Spatial annotation entries
↓↓↓

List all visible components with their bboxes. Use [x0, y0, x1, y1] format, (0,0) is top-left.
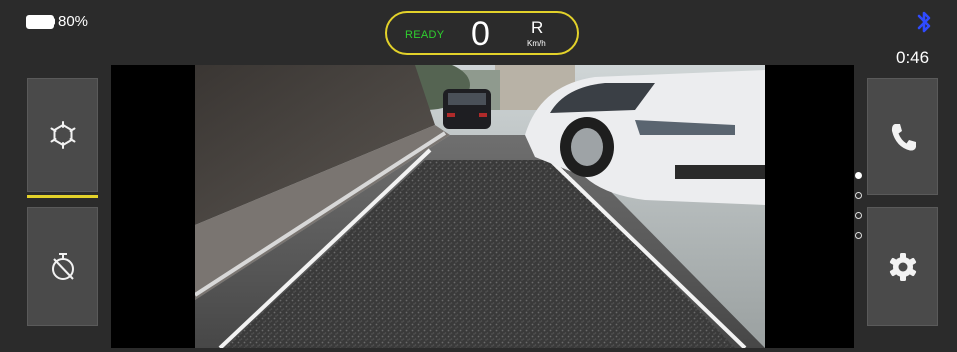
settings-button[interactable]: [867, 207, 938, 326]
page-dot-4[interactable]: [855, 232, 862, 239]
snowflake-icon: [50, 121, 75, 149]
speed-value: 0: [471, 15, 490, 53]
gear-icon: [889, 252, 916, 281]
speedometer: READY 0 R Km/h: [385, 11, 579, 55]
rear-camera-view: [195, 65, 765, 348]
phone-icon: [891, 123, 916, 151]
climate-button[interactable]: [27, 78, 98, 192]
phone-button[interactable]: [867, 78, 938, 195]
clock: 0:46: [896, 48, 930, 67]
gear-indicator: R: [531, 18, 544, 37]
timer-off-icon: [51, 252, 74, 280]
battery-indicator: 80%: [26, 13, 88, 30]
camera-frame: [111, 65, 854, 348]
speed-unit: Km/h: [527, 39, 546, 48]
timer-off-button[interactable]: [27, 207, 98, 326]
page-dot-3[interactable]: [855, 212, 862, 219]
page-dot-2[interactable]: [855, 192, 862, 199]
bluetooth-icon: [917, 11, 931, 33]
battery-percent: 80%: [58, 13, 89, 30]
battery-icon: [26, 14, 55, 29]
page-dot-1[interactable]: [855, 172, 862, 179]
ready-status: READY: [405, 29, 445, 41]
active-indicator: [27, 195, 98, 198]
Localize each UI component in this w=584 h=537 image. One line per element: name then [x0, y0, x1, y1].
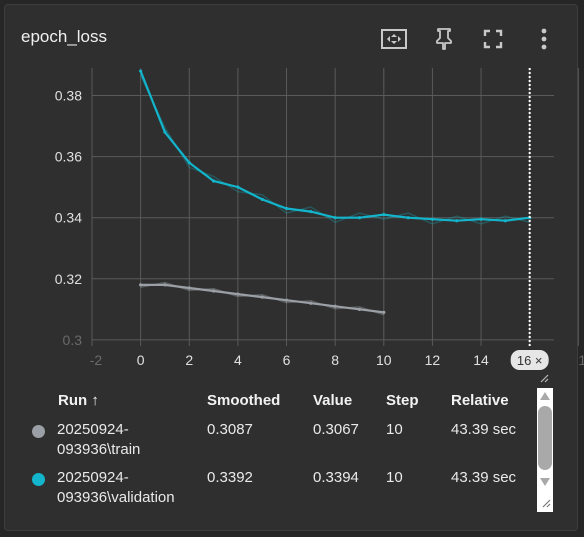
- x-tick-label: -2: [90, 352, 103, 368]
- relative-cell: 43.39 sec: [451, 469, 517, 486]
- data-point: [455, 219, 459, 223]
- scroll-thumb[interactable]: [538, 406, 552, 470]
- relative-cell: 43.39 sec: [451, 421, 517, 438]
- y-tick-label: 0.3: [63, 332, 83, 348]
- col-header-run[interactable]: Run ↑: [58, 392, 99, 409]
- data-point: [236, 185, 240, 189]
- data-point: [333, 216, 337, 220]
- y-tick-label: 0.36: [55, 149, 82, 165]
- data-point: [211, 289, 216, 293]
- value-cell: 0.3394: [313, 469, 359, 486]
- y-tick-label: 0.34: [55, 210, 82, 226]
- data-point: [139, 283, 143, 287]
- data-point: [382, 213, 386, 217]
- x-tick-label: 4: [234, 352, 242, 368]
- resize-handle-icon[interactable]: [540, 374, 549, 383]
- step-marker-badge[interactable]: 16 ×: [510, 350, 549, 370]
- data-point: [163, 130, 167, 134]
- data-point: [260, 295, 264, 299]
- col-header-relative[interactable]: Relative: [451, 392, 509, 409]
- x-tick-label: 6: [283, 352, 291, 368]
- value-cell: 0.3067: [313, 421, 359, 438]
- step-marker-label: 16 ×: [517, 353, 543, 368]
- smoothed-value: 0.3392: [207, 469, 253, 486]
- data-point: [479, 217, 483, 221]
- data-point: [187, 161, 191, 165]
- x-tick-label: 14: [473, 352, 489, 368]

↑↑↑

» WHAT TO WORK ON: In how many lines of the data does the string "point" appear, matching case? Give only the number.

» THE REPLY: 10